(Data entries)
============================================================

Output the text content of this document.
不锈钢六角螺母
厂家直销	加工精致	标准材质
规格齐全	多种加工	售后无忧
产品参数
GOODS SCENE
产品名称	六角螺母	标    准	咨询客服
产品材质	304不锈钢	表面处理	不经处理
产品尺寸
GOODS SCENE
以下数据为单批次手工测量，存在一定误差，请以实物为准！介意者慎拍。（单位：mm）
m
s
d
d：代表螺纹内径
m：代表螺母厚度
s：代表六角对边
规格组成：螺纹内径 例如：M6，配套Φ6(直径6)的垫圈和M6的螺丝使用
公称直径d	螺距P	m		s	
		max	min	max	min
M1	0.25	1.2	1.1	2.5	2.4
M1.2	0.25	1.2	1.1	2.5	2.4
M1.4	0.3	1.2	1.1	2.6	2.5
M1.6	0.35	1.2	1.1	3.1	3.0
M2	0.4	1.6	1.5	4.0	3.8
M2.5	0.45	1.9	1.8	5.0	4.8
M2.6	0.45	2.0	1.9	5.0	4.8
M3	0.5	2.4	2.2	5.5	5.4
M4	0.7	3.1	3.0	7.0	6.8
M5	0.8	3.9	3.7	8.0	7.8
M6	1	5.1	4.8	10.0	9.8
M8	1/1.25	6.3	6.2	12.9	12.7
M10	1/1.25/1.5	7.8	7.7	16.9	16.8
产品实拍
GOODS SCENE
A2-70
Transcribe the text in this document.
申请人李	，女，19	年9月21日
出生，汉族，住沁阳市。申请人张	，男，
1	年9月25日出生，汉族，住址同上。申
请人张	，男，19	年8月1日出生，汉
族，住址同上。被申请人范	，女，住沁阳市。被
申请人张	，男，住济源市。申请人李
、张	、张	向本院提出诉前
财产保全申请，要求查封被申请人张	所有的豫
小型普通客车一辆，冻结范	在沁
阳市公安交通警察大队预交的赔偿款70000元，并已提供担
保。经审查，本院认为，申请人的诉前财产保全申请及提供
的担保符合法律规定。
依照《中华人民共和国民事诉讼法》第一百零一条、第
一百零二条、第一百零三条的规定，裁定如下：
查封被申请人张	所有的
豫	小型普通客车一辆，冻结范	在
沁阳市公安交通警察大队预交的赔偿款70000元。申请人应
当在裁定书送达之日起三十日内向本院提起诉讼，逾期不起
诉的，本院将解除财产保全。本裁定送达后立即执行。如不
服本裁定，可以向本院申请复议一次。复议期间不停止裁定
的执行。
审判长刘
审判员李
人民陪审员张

============================================================

(What is needed): Using the records above, find and show each line with the string "住址同上".

(Task response):
1	年9月25日出生，汉族，住址同上。申
族，住址同上。被申请人范	，女，住沁阳市。被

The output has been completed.